▶ _Your task_
Check each line of the material below, and copy it if it holds the string "excess".

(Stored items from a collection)
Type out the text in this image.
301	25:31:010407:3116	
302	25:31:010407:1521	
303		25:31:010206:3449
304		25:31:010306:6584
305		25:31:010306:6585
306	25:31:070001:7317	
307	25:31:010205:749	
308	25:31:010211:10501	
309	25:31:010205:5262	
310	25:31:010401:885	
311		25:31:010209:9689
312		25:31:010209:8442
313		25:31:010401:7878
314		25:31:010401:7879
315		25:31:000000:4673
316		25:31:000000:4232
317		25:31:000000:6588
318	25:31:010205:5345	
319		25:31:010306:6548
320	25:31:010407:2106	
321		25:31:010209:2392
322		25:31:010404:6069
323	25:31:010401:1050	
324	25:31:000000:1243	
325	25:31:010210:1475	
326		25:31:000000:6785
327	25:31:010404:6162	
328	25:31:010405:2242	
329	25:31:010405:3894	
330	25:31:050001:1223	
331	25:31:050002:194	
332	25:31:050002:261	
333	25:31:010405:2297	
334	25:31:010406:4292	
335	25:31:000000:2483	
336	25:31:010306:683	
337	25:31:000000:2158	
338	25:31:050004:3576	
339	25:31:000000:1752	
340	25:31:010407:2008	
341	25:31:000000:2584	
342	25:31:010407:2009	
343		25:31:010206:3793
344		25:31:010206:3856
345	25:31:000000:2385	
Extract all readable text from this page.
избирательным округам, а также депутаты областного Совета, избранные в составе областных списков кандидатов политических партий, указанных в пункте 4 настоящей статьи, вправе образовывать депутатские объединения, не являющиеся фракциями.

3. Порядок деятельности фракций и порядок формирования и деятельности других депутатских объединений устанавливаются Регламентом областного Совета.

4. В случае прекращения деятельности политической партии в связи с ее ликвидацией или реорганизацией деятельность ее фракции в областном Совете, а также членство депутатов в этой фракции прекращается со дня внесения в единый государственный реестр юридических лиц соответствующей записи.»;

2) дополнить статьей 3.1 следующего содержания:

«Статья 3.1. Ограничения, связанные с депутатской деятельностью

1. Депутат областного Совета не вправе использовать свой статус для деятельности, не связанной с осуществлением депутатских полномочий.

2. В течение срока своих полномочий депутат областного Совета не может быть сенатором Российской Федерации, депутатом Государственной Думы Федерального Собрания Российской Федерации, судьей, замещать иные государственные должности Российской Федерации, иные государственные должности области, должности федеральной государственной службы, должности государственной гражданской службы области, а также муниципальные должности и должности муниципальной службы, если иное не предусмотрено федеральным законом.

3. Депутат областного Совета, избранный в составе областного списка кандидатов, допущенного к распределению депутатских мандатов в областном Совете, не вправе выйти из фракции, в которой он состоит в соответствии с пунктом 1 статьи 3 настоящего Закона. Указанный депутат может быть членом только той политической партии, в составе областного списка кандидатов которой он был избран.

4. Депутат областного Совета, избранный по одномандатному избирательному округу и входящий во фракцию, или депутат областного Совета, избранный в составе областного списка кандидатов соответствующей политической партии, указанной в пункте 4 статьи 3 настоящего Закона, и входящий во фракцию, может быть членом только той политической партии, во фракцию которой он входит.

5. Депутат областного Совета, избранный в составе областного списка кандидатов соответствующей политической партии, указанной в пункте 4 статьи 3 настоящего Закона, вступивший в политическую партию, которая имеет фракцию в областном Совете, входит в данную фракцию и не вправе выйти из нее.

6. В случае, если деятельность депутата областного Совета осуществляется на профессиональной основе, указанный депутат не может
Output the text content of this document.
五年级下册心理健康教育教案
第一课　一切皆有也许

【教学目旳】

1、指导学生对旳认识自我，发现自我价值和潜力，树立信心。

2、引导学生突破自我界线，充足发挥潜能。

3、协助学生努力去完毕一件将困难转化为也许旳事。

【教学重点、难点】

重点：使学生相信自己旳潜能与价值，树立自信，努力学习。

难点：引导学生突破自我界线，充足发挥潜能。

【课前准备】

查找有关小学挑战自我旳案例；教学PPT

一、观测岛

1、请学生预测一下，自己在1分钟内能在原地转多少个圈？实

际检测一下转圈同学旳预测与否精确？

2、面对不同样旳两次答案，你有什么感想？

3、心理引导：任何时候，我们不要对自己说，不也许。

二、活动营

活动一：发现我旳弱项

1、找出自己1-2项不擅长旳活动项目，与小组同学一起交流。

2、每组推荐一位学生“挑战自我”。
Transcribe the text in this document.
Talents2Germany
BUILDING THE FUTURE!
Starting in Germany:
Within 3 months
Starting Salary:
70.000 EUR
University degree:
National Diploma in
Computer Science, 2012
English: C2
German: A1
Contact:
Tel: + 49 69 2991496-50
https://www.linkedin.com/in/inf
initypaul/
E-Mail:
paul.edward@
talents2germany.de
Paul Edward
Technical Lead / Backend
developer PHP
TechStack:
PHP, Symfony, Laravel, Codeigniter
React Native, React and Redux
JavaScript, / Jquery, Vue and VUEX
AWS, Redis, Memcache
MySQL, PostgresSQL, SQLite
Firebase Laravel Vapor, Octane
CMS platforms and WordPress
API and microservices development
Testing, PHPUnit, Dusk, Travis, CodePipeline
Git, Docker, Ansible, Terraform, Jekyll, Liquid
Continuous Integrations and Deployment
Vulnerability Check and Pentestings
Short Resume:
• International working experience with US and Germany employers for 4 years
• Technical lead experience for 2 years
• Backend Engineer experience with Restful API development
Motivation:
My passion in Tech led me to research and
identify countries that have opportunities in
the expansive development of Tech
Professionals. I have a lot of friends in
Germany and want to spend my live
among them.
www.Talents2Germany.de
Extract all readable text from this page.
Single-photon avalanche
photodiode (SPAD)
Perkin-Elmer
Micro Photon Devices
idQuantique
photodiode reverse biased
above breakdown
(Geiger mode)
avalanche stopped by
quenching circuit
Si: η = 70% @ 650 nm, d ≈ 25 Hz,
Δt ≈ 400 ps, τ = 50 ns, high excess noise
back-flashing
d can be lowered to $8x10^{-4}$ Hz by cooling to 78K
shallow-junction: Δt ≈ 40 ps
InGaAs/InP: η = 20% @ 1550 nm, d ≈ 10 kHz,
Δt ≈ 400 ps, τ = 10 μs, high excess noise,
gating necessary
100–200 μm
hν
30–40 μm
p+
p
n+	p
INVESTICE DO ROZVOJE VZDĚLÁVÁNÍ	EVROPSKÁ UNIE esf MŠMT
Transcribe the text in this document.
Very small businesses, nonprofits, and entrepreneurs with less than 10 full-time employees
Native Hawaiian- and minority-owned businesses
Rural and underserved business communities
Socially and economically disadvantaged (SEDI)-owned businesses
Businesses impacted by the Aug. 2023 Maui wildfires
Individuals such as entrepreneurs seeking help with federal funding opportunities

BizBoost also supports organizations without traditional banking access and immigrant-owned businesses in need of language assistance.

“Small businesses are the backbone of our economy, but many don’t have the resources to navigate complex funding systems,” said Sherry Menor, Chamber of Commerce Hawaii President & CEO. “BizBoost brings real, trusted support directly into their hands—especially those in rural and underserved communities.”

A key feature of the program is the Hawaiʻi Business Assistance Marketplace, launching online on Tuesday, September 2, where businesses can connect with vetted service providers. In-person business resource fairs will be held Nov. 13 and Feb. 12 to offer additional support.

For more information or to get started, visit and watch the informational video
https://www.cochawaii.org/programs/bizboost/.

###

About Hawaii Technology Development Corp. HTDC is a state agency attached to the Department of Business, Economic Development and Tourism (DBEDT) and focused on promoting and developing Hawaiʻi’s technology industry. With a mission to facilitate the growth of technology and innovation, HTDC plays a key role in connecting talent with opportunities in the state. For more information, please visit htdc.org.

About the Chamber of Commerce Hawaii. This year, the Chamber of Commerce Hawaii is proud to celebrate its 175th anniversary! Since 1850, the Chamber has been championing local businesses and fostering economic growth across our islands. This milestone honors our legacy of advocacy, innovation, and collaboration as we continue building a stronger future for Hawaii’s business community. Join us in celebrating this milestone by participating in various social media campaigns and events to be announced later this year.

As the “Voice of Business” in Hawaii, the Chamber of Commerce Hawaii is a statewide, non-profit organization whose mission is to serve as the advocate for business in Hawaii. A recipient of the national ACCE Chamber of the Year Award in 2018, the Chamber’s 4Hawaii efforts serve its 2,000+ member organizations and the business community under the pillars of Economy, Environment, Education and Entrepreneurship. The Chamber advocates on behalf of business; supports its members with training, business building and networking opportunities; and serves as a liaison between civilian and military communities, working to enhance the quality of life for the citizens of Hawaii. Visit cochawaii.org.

▶ _Finished exercise_
Δt ≈ 400 ps, τ = 50 ns, high excess noise
Δt ≈ 400 ps, τ = 10 μs, high excess noise,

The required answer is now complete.